» SOURCE MATERIAL:
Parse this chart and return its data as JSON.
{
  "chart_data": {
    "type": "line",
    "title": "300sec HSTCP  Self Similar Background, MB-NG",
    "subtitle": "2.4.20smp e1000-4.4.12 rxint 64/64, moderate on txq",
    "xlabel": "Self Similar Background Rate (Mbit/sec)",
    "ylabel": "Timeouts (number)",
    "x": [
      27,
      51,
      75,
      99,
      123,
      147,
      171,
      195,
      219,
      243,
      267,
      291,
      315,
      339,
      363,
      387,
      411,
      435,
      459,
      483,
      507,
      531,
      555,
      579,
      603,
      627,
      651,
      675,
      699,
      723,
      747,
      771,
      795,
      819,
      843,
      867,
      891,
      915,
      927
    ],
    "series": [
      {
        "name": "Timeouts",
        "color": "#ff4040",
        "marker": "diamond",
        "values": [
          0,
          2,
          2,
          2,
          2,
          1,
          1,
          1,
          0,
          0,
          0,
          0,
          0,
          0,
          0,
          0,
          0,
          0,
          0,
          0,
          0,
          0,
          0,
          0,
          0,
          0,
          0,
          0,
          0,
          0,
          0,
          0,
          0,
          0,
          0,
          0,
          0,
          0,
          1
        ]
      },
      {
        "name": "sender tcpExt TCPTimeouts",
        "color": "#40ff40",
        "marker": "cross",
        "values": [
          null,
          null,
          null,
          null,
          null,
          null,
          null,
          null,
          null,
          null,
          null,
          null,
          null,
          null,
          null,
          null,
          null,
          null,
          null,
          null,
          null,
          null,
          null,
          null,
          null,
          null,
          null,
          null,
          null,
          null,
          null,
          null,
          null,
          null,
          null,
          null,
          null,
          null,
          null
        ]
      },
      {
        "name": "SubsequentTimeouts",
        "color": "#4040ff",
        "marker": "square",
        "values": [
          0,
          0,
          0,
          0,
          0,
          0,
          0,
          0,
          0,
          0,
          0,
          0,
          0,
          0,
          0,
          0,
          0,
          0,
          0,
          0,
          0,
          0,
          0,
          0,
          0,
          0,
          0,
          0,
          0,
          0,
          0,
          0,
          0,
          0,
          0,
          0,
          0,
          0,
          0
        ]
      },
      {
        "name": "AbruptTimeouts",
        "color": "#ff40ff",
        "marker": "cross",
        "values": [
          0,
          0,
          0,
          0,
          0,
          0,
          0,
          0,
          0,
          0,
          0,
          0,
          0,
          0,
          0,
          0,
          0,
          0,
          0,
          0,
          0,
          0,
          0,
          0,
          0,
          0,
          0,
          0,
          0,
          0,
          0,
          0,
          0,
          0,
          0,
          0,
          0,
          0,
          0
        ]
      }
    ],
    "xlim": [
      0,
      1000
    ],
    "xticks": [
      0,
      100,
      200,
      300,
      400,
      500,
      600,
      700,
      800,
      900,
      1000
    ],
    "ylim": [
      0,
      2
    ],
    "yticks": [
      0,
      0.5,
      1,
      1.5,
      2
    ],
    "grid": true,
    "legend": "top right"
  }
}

» DIRECTION:
Find the lines containing "marker" and list every one of them.

» RESULT:
        "marker": "diamond",
        "marker": "cross",
        "marker": "square",
        "marker": "cross",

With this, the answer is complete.